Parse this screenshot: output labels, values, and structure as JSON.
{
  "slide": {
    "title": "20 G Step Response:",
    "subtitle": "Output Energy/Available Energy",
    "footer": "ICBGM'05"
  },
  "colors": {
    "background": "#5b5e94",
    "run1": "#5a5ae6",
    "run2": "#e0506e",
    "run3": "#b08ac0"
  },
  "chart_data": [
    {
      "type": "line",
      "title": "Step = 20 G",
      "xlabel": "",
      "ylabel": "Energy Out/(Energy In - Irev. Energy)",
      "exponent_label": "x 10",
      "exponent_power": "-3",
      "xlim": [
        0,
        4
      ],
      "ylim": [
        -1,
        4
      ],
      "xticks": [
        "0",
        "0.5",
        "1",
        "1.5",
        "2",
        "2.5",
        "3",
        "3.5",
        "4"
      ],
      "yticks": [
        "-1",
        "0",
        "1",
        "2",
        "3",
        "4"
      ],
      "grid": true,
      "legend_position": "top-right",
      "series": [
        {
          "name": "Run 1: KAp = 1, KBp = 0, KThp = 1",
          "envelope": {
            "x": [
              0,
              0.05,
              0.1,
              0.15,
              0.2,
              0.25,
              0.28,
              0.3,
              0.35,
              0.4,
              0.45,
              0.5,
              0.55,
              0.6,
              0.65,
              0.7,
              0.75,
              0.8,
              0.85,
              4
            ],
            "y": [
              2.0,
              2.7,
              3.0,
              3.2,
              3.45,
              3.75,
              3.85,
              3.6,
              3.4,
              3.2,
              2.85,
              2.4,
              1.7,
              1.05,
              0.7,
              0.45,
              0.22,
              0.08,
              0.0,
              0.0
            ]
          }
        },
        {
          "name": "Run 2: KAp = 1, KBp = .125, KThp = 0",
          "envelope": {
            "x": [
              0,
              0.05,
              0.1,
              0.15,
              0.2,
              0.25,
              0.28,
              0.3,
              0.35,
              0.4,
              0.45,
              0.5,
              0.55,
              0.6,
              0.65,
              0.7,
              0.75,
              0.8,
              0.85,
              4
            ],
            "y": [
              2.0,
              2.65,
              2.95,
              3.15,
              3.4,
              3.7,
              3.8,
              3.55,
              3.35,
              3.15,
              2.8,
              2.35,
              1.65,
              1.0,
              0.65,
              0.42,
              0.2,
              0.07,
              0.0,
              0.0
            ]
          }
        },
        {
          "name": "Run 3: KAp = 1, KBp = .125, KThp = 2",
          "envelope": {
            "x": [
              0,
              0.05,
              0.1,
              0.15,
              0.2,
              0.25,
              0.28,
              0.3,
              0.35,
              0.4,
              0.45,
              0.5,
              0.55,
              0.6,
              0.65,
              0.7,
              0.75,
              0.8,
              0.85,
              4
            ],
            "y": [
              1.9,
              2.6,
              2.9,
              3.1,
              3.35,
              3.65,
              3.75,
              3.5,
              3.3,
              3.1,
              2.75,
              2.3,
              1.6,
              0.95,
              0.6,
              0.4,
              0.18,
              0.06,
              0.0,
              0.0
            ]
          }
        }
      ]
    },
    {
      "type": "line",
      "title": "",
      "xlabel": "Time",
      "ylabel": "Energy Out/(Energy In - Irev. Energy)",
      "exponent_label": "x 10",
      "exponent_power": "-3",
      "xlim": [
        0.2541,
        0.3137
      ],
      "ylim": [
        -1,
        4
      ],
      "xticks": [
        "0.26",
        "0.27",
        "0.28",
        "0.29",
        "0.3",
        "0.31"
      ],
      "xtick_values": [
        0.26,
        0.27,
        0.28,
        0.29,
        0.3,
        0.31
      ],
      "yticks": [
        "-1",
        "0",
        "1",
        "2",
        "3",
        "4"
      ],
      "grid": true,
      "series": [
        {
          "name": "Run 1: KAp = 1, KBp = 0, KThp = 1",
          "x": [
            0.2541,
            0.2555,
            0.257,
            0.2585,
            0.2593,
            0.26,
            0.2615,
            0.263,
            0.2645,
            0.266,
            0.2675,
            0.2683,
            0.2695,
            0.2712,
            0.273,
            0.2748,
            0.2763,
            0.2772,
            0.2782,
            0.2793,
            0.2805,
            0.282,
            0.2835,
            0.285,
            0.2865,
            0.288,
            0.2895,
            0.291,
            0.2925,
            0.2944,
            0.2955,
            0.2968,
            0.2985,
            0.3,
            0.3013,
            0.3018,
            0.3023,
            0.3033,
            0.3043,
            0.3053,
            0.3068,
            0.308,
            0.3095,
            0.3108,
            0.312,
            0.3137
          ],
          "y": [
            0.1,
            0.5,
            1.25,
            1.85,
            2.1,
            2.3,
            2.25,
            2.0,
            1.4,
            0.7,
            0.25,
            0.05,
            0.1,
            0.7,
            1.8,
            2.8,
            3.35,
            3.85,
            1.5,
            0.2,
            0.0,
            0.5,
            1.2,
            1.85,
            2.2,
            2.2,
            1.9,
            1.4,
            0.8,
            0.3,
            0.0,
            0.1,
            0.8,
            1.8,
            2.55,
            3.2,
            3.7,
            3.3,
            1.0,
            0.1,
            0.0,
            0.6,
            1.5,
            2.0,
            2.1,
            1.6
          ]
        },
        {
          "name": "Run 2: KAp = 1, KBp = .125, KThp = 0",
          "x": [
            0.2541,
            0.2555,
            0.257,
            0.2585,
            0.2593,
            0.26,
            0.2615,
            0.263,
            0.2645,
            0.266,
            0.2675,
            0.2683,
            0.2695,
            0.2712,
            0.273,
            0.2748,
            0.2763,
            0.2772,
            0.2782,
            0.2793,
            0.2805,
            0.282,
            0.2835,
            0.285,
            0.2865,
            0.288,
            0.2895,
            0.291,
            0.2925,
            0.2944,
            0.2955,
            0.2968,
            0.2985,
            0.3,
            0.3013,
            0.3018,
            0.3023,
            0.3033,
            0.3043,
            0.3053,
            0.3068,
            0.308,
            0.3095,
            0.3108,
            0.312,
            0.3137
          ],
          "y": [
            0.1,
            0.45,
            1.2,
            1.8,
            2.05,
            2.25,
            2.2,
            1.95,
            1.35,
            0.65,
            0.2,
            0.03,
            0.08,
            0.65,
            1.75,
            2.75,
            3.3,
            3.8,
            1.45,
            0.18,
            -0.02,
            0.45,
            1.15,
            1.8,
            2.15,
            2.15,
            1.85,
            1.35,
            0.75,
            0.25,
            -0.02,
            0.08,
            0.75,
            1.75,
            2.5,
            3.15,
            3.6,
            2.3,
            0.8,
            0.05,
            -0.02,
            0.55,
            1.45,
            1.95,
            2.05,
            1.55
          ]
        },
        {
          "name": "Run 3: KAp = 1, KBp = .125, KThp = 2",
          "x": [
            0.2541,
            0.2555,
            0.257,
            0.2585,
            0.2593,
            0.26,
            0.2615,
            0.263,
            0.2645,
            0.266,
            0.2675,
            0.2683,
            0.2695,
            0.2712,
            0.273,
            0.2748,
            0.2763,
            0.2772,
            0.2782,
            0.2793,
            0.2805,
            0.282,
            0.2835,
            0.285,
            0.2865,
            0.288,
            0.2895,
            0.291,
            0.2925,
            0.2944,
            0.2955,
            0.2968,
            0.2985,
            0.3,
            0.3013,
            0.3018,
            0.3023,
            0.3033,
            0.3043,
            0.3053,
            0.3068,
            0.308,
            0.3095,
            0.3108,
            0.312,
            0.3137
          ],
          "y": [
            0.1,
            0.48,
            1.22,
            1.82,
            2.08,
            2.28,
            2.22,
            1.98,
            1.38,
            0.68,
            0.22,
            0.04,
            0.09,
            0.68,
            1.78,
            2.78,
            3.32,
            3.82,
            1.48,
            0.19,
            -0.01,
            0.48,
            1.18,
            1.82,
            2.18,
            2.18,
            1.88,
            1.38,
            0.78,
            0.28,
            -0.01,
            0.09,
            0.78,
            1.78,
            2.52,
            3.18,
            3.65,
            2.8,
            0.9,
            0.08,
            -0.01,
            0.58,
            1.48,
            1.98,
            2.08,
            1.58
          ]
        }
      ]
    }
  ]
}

---

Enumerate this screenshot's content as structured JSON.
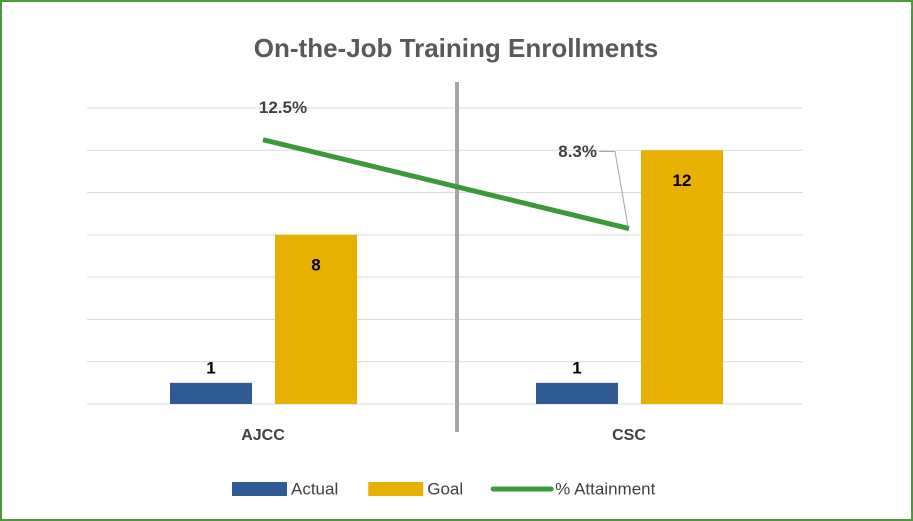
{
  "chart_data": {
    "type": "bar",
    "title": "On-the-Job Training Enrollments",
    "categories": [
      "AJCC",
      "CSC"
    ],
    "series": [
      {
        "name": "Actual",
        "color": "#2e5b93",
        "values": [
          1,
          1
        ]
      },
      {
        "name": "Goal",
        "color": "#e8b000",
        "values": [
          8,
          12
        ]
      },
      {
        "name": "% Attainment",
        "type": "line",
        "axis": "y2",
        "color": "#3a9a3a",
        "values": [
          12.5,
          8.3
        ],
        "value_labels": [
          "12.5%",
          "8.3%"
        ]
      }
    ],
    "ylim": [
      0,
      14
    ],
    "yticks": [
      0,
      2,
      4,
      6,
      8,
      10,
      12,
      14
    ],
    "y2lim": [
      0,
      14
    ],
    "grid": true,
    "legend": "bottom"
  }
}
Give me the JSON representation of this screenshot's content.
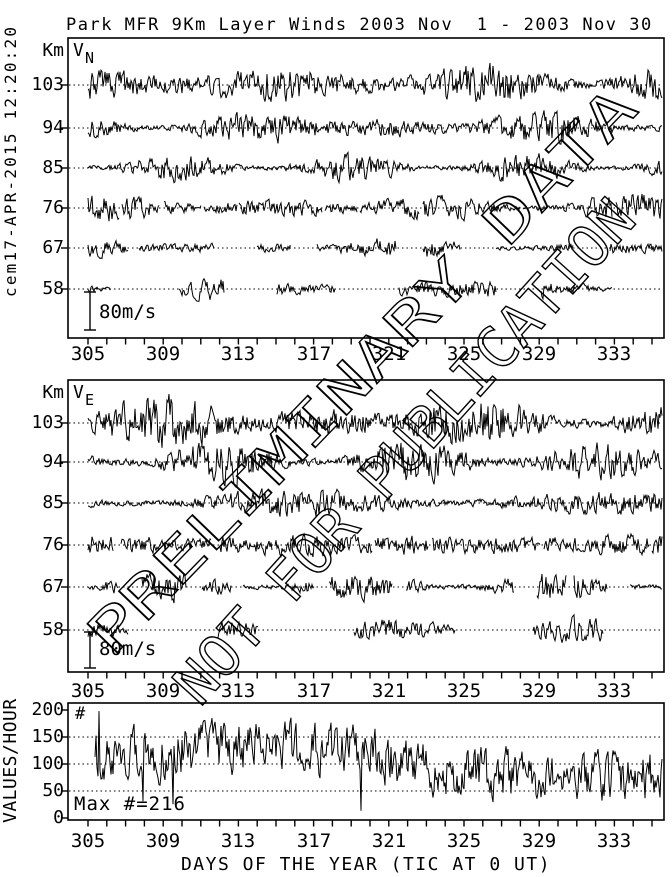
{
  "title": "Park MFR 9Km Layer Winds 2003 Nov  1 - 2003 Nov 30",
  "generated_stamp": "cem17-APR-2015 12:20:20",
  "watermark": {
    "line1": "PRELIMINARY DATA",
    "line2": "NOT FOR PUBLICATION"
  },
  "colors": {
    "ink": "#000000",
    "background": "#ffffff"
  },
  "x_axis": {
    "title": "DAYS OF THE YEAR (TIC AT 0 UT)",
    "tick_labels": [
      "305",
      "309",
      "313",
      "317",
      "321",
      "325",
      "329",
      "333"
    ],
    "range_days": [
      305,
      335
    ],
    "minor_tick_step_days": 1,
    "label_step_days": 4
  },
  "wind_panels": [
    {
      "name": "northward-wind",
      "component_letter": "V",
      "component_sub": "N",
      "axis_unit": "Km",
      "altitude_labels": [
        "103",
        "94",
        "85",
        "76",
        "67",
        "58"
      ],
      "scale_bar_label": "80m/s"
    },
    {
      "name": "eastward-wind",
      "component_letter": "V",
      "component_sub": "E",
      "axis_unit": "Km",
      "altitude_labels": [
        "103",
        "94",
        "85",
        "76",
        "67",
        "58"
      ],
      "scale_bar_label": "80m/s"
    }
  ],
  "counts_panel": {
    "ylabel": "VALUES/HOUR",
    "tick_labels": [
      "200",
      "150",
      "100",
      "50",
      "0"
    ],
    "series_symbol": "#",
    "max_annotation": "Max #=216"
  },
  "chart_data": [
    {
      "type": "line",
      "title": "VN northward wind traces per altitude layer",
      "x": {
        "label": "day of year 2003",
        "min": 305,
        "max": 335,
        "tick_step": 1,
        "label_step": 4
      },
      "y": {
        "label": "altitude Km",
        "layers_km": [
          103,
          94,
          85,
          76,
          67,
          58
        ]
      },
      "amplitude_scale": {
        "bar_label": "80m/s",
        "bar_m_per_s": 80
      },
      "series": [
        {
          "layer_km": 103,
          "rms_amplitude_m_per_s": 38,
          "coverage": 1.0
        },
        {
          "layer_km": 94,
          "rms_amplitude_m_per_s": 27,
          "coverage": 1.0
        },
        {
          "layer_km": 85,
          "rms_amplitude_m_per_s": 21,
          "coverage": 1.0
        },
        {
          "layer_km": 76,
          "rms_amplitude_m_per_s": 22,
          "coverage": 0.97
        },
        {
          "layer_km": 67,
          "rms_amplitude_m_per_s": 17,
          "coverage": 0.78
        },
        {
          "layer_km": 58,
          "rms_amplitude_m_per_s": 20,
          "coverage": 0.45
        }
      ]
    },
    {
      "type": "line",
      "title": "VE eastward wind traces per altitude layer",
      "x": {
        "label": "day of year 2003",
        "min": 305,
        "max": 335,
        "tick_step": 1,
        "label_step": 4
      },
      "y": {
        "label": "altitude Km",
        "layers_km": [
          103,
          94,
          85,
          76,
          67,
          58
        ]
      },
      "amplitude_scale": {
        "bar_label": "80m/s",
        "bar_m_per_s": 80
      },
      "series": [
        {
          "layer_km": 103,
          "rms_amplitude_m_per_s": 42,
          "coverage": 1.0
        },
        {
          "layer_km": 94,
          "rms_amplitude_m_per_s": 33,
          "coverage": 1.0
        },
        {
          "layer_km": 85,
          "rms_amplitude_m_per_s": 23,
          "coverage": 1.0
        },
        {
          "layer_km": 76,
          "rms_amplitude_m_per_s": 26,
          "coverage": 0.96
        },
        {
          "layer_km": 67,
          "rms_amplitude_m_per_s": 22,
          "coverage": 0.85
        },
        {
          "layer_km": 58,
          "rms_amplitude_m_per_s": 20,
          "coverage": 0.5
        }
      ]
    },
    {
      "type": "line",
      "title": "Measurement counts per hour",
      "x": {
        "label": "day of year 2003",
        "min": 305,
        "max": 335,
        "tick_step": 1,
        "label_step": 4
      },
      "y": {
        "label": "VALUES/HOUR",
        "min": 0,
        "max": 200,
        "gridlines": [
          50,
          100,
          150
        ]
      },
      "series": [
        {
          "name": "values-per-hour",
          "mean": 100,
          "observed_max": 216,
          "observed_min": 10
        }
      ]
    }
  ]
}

---

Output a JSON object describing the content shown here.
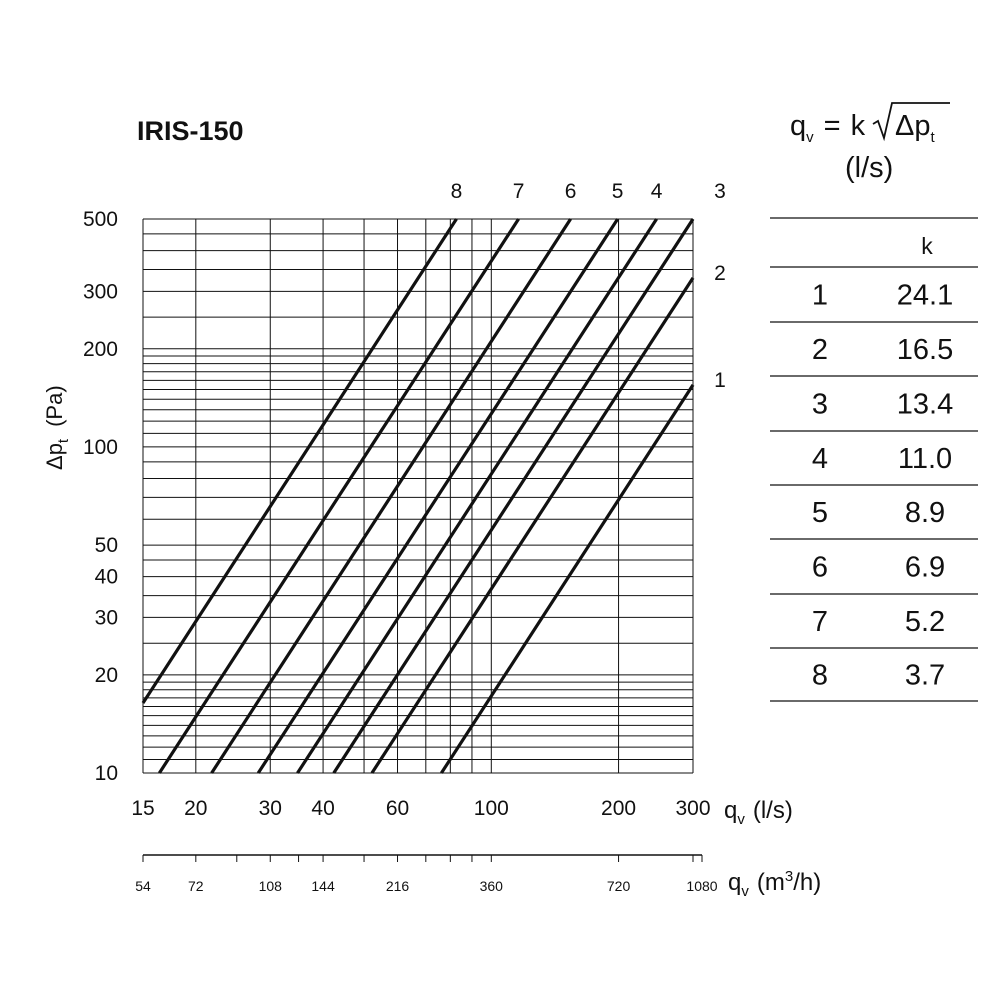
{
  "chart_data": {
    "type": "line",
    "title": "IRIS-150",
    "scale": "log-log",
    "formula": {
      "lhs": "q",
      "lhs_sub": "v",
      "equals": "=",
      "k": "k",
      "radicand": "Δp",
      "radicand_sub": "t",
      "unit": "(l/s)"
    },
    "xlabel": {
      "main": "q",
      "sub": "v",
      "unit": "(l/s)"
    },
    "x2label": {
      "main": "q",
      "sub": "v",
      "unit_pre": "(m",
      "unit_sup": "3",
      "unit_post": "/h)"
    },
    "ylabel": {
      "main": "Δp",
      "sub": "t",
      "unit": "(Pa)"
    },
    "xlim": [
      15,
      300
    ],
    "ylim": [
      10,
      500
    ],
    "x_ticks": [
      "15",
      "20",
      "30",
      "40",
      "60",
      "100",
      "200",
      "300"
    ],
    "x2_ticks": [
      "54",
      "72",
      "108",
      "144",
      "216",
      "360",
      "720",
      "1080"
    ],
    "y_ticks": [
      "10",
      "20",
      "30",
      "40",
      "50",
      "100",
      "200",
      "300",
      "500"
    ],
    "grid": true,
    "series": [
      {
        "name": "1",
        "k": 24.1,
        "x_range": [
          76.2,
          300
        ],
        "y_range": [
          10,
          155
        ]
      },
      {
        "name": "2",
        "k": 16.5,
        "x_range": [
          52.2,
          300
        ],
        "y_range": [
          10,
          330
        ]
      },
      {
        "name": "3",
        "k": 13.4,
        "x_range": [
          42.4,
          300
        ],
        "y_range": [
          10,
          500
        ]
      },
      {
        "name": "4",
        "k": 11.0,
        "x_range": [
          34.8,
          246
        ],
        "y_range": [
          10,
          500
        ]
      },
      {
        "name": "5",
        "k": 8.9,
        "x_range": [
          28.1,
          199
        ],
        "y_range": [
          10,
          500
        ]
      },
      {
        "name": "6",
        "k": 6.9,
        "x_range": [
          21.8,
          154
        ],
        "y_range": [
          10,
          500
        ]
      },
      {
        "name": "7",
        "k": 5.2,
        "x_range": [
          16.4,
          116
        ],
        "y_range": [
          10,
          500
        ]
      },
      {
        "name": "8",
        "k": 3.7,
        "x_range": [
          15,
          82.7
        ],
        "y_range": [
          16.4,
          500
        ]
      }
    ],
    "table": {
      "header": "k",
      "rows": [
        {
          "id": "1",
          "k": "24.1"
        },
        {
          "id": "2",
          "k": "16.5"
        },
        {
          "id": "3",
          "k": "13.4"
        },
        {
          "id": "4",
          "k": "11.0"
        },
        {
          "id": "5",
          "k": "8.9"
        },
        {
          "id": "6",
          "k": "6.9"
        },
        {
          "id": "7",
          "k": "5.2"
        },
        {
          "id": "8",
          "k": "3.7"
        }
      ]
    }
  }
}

• _Required task_:
Check each line of the records for the word "northward", and show the lines that contain it.

• _Task answer_:
      "name": "northward-wind",
      "title": "VN northward wind traces per altitude layer",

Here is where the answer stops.